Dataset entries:
begin

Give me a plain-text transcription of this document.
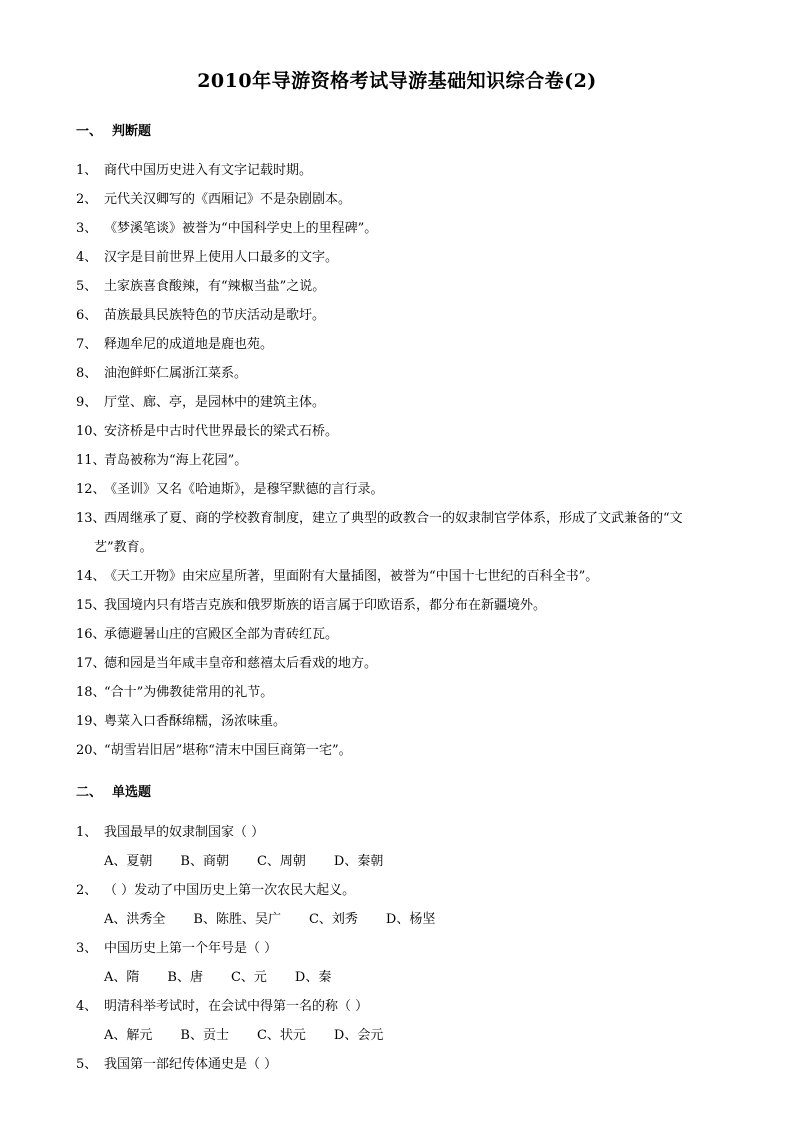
2010年导游资格考试导游基础知识综合卷(2)
一、 判断题
1、 商代中国历史进入有文字记载时期。
2、 元代关汉卿写的《西厢记》不是杂剧剧本。
3、 《梦溪笔谈》被誉为“中国科学史上的里程碑”。
4、 汉字是目前世界上使用人口最多的文字。
5、 土家族喜食酸辣，有“辣椒当盐”之说。
6、 苗族最具民族特色的节庆活动是歌圩。
7、 释迦牟尼的成道地是鹿也苑。
8、 油泡鲜虾仁属浙江菜系。
9、 厅堂、廊、亭，是园林中的建筑主体。
10、安济桥是中古时代世界最长的梁式石桥。
11、青岛被称为“海上花园”。
12、《圣训》又名《哈迪斯》，是穆罕默德的言行录。
13、
西周继承了夏、商的学校教育制度，建立了典型的政教合一的奴隶制官学体系，形成了文武兼备的“文
艺”教育。
14、《天工开物》由宋应星所著，里面附有大量插图，被誉为“中国十七世纪的百科全书”。
15、我国境内只有塔吉克族和俄罗斯族的语言属于印欧语系，都分布在新疆境外。
16、承德避暑山庄的宫殿区全部为青砖红瓦。
17、德和园是当年咸丰皇帝和慈禧太后看戏的地方。
18、“合十”为佛教徒常用的礼节。
19、粤菜入口香酥绵糯，汤浓味重。
20、“胡雪岩旧居”堪称“清末中国巨商第一宅”。
二、 单选题
1、 我国最早的奴隶制国家（ ）
A、夏朝 B、商朝 C、周朝 D、秦朝
2、 （ ）发动了中国历史上第一次农民大起义。
A、洪秀全 B、陈胜、吴广 C、刘秀 D、杨坚
3、 中国历史上第一个年号是（ ）
A、隋 B、唐 C、元 D、秦
4、 明清科举考试时，在会试中得第一名的称（ ）
A、解元 B、贡士 C、状元 D、会元
5、 我国第一部纪传体通史是（ ）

end

## Task prompt
Nothing in the entries should change as you copy them, except that the pictures are left out.

## Solution below
Give me a plain-text transcription of this document.
2010年导游资格考试导游基础知识综合卷(2)
一、 判断题
1、 商代中国历史进入有文字记载时期。
2、 元代关汉卿写的《西厢记》不是杂剧剧本。
3、 《梦溪笔谈》被誉为“中国科学史上的里程碑”。
4、 汉字是目前世界上使用人口最多的文字。
5、 土家族喜食酸辣，有“辣椒当盐”之说。
6、 苗族最具民族特色的节庆活动是歌圩。
7、 释迦牟尼的成道地是鹿也苑。
8、 油泡鲜虾仁属浙江菜系。
9、 厅堂、廊、亭，是园林中的建筑主体。
10、安济桥是中古时代世界最长的梁式石桥。
11、青岛被称为“海上花园”。
12、《圣训》又名《哈迪斯》，是穆罕默德的言行录。
13、
西周继承了夏、商的学校教育制度，建立了典型的政教合一的奴隶制官学体系，形成了文武兼备的“文
艺”教育。
14、《天工开物》由宋应星所著，里面附有大量插图，被誉为“中国十七世纪的百科全书”。
15、我国境内只有塔吉克族和俄罗斯族的语言属于印欧语系，都分布在新疆境外。
16、承德避暑山庄的宫殿区全部为青砖红瓦。
17、德和园是当年咸丰皇帝和慈禧太后看戏的地方。
18、“合十”为佛教徒常用的礼节。
19、粤菜入口香酥绵糯，汤浓味重。
20、“胡雪岩旧居”堪称“清末中国巨商第一宅”。
二、 单选题
1、 我国最早的奴隶制国家（ ）
A、夏朝 B、商朝 C、周朝 D、秦朝
2、 （ ）发动了中国历史上第一次农民大起义。
A、洪秀全 B、陈胜、吴广 C、刘秀 D、杨坚
3、 中国历史上第一个年号是（ ）
A、隋 B、唐 C、元 D、秦
4、 明清科举考试时，在会试中得第一名的称（ ）
A、解元 B、贡士 C、状元 D、会元
5、 我国第一部纪传体通史是（ ）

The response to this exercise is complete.